Collection entries
▼

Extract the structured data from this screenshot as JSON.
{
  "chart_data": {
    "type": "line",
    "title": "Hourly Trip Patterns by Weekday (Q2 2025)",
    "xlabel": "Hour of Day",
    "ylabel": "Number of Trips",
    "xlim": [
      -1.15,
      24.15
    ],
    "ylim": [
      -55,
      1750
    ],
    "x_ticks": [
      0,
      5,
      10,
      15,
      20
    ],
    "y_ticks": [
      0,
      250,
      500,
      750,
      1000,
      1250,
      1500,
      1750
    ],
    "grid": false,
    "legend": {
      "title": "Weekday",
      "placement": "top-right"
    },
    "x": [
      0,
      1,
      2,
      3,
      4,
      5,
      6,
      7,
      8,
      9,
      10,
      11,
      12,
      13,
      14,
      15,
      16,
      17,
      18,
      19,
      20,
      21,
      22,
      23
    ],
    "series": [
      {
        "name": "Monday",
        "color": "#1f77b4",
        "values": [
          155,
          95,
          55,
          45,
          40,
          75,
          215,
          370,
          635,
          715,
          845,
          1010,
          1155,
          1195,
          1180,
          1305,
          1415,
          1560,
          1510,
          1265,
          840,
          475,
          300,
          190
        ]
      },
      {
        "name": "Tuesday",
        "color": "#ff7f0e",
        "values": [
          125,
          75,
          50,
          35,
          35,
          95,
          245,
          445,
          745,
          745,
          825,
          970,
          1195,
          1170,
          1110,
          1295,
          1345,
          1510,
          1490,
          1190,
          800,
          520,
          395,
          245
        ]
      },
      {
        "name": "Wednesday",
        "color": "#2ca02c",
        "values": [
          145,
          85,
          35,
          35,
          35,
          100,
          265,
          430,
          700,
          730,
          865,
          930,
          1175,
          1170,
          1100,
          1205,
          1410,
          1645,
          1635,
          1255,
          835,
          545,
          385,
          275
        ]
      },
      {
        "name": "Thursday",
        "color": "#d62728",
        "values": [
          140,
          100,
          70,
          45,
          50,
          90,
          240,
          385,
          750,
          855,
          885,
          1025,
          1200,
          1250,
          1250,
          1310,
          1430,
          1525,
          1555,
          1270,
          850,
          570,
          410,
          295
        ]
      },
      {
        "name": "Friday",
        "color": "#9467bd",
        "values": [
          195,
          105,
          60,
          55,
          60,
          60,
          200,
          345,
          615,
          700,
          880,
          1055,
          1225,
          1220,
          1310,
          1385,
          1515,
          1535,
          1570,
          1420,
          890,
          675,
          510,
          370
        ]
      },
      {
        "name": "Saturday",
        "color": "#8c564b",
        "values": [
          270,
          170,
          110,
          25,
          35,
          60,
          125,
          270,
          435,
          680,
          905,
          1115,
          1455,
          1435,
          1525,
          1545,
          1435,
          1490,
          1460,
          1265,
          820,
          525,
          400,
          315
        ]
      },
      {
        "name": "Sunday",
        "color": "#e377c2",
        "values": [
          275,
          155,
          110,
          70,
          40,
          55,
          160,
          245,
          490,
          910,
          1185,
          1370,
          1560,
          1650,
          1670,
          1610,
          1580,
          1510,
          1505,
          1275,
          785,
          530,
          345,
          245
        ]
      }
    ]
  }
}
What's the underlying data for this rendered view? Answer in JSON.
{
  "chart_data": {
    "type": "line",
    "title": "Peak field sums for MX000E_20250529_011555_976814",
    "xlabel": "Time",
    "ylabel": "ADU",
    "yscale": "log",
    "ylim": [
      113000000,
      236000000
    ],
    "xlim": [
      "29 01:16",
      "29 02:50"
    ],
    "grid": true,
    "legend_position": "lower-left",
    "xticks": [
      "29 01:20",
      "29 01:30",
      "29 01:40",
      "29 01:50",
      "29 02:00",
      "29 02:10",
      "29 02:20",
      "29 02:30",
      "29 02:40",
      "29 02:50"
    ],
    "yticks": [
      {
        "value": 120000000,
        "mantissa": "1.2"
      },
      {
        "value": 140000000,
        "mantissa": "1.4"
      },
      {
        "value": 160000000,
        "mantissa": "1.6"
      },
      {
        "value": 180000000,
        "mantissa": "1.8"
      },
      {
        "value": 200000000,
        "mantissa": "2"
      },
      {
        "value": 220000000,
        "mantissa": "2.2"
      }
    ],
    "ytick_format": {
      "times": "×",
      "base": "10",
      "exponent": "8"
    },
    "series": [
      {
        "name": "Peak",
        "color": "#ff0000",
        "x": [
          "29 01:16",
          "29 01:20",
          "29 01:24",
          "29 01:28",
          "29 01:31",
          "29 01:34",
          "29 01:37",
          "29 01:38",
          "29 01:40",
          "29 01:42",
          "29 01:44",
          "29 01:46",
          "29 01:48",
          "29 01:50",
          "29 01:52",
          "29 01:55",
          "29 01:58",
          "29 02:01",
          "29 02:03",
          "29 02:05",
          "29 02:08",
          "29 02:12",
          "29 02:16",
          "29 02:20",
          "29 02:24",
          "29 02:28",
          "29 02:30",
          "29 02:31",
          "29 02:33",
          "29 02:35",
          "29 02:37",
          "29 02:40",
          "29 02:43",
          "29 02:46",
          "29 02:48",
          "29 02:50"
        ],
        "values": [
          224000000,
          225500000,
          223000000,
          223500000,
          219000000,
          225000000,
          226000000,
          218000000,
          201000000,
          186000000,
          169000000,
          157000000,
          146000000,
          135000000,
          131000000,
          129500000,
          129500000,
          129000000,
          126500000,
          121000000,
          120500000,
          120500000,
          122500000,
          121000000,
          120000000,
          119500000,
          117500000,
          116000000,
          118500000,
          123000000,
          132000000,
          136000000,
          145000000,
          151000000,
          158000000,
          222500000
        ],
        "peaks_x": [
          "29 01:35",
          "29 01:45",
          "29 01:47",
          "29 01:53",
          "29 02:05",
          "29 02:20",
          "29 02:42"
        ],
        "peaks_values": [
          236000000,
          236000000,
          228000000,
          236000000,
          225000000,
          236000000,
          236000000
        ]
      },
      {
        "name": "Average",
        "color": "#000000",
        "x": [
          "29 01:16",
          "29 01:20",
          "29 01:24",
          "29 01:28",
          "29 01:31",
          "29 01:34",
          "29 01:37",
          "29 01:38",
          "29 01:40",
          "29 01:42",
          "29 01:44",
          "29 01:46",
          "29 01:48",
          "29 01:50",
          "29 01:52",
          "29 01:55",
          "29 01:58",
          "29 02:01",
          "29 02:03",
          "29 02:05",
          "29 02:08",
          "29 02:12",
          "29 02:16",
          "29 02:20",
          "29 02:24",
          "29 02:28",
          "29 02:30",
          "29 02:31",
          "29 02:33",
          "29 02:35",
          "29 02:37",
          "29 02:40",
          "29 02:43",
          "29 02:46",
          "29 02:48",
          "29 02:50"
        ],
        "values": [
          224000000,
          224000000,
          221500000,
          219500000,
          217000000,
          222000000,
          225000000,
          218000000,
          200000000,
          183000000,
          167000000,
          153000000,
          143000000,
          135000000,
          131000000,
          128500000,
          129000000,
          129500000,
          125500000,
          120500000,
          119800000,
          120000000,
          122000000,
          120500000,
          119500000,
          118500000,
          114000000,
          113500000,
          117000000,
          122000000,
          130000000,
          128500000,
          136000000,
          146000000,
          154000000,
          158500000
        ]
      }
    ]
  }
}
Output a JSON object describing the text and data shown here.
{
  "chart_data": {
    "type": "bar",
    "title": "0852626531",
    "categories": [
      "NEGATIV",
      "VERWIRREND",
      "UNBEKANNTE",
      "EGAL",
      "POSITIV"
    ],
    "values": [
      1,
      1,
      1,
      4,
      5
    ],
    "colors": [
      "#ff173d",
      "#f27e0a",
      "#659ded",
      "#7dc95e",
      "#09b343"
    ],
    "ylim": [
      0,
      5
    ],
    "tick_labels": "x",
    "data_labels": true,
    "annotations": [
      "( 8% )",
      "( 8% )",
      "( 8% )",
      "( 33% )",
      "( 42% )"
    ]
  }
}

▲

### GOAL
Your task is to gather every line with the word "title" and copy it.

### REPLY TO THE TASK
    "title": "Hourly Trip Patterns by Weekday (Q2 2025)",
      "title": "Weekday",
    "title": "Peak field sums for MX000E_20250529_011555_976814",
    "title": "0852626531",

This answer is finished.